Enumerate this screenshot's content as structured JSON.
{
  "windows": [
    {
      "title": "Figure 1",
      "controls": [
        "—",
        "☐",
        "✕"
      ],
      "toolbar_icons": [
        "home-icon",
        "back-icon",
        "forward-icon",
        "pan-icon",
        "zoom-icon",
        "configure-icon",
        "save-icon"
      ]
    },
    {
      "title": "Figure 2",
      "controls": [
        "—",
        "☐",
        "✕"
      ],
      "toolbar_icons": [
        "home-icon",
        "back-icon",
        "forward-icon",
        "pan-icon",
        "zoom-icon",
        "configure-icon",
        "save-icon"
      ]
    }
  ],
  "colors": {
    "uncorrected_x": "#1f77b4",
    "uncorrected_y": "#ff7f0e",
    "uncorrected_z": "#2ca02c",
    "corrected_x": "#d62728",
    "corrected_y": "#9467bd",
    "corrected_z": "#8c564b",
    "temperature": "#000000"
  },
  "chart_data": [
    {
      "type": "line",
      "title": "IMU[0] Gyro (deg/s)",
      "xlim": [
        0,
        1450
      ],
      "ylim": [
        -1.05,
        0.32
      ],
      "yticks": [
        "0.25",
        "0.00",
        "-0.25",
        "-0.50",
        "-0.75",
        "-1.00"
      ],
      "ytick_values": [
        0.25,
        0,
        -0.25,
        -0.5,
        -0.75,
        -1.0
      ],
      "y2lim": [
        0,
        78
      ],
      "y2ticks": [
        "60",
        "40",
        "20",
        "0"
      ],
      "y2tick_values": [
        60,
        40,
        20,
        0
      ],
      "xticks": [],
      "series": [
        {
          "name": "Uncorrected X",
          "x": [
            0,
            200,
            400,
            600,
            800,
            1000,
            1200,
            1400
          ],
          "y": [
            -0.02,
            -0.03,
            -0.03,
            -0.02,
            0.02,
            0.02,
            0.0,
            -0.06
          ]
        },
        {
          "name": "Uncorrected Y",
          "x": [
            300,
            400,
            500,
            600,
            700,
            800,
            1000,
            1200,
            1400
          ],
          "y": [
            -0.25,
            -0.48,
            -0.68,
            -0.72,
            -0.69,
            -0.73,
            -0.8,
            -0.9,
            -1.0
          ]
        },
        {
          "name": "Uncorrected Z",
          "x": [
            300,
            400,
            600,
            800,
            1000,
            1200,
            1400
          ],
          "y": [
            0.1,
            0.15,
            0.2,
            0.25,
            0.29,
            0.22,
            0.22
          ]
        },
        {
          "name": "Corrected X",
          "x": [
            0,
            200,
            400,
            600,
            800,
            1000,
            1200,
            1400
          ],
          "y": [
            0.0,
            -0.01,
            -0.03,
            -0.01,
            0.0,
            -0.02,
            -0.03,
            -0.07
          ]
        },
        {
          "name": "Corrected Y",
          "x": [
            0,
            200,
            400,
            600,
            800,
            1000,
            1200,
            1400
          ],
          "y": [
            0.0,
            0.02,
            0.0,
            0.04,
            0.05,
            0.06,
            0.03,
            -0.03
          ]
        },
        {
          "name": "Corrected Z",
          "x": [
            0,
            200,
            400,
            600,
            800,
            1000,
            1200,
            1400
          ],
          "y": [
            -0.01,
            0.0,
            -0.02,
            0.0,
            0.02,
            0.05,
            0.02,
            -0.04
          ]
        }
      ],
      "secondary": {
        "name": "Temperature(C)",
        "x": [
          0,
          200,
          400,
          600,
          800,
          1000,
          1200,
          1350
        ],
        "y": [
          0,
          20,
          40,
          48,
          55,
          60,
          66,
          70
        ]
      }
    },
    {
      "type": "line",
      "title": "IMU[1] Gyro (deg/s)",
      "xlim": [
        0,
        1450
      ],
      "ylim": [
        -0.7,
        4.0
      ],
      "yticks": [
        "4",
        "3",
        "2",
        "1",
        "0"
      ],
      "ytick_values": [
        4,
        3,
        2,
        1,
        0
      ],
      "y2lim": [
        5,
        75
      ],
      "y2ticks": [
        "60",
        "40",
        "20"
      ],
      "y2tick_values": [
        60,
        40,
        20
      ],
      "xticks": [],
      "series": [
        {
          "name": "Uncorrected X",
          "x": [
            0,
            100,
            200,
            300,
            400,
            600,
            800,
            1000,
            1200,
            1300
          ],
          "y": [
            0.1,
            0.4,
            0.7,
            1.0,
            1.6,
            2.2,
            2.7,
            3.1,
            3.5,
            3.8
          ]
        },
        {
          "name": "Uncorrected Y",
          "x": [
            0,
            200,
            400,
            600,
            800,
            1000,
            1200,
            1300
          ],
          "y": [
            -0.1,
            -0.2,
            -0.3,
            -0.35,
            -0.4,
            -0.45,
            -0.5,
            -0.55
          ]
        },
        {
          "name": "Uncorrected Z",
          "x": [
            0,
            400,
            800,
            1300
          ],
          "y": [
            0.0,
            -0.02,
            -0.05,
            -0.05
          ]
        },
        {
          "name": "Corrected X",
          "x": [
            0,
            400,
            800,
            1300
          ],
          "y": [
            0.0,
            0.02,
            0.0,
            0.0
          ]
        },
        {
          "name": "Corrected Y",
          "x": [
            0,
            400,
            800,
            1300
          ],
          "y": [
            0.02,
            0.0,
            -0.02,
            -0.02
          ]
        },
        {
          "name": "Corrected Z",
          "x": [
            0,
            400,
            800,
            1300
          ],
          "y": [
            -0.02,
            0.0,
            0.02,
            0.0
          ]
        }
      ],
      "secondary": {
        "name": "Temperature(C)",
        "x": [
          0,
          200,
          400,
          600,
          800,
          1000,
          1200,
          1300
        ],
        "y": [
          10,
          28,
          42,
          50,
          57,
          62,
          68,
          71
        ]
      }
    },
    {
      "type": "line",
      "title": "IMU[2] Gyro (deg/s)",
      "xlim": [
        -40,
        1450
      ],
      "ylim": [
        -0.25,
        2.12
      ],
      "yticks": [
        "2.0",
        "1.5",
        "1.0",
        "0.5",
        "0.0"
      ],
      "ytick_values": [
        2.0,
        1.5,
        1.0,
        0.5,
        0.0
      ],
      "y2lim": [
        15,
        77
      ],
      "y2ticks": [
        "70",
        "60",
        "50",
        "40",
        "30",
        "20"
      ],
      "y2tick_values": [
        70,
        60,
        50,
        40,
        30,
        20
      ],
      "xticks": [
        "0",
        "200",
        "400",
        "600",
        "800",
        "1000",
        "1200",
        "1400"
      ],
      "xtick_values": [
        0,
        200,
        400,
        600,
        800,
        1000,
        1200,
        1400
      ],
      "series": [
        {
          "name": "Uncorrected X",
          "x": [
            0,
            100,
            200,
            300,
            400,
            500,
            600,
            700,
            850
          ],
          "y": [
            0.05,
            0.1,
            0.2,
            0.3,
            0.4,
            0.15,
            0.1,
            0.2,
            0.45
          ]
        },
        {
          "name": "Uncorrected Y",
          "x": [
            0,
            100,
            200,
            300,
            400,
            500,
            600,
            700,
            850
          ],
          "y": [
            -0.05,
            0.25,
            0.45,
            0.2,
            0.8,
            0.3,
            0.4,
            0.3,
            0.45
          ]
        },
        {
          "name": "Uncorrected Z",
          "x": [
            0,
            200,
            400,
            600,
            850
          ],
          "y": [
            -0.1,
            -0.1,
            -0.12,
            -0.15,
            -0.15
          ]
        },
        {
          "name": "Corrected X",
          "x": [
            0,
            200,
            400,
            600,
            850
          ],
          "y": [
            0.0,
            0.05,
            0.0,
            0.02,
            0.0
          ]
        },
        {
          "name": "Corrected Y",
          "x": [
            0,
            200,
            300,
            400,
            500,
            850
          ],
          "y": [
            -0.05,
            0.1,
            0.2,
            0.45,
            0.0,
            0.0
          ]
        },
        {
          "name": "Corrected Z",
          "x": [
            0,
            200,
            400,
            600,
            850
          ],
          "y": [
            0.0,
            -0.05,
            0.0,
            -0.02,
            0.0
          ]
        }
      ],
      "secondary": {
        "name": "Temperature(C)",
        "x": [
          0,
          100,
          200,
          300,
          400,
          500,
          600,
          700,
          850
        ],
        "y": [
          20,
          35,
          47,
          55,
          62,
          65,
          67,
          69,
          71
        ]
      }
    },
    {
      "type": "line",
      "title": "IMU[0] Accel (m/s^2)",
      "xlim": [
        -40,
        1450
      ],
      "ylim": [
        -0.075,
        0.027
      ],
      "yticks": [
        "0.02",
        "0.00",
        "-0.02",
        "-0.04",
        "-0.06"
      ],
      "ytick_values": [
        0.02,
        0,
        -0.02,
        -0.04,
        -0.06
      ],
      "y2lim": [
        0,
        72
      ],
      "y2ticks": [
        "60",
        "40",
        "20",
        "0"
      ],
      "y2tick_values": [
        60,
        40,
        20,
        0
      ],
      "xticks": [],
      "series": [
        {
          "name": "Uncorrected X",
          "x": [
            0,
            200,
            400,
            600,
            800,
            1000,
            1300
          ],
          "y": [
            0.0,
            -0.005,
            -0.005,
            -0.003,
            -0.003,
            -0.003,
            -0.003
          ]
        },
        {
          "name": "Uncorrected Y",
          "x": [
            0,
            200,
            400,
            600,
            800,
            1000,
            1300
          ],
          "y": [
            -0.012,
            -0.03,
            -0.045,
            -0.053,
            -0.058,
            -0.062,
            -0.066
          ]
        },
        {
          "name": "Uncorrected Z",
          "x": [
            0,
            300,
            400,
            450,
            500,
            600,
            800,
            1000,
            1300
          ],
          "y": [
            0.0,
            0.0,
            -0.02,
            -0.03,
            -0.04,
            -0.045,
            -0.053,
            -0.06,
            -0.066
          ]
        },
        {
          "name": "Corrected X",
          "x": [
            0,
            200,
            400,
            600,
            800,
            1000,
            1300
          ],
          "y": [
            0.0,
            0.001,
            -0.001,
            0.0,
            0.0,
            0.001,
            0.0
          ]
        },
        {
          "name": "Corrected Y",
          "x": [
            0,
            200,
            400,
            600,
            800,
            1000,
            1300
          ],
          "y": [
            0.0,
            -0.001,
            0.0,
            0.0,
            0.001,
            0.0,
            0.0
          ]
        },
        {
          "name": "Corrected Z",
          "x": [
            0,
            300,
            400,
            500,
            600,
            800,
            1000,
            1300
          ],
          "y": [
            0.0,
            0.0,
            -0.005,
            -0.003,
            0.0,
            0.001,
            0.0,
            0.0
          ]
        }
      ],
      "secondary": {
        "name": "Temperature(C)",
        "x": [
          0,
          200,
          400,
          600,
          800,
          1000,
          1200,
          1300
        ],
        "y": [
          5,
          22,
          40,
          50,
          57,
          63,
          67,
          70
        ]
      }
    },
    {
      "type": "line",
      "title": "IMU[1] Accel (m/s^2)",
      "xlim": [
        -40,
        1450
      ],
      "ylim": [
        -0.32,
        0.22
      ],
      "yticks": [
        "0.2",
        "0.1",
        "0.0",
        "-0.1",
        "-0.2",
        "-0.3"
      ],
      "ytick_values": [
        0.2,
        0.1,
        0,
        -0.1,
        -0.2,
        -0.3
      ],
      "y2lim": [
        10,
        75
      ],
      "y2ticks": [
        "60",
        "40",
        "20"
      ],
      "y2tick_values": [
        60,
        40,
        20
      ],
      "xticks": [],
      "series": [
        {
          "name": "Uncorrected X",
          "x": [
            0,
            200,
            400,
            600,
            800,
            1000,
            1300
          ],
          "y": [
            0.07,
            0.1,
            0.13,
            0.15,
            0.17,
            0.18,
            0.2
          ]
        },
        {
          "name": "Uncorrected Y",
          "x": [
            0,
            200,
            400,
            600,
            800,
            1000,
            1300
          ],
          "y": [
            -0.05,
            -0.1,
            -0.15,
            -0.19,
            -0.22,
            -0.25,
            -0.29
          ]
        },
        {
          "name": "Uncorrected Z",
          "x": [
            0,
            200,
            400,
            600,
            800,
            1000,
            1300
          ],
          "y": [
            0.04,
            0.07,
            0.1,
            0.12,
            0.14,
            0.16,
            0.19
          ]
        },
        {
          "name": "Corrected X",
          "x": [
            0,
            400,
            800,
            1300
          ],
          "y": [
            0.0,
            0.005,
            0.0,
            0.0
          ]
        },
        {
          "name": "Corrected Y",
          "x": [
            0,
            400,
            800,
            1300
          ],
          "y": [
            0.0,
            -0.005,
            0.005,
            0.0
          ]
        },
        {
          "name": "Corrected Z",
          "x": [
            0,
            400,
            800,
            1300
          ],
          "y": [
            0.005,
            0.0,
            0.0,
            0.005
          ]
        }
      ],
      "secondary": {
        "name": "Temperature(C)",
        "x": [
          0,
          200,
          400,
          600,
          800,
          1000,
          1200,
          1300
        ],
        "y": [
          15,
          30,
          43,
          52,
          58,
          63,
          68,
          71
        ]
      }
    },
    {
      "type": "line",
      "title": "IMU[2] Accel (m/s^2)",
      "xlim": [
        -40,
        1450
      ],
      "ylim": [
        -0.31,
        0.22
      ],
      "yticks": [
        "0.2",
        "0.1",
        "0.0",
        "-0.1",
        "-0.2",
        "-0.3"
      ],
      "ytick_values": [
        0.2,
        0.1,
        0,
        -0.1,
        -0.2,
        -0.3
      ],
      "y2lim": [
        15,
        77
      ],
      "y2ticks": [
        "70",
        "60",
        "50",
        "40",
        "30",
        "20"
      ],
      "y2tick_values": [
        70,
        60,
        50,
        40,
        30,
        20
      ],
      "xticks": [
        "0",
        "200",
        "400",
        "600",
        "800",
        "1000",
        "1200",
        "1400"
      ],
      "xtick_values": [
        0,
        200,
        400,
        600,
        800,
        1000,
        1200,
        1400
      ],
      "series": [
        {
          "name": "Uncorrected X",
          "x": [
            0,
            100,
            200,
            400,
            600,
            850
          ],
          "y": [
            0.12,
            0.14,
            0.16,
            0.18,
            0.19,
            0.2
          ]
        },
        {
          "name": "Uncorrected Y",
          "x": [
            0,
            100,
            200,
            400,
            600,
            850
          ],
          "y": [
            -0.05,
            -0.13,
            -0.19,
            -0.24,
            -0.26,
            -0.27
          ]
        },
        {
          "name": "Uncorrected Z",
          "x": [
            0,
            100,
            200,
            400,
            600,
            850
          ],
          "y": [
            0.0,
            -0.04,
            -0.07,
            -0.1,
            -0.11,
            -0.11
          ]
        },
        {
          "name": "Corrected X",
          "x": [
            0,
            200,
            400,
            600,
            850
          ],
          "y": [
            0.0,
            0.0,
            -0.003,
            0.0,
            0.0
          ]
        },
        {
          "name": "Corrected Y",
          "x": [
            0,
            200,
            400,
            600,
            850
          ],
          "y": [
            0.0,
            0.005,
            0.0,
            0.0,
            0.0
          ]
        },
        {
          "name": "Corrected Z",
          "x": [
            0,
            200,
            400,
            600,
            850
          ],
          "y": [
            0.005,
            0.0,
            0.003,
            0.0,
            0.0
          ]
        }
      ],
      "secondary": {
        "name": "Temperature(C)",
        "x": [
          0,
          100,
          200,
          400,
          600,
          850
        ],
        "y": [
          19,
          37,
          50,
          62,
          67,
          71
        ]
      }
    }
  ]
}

+-------+

EXERCISE AIM — Gather up every line from the listing above in which the word "Accel" occurs.

THE ANSWER —
      "title": "IMU[0] Accel (m/s^2)",
      "title": "IMU[1] Accel (m/s^2)",
      "title": "IMU[2] Accel (m/s^2)",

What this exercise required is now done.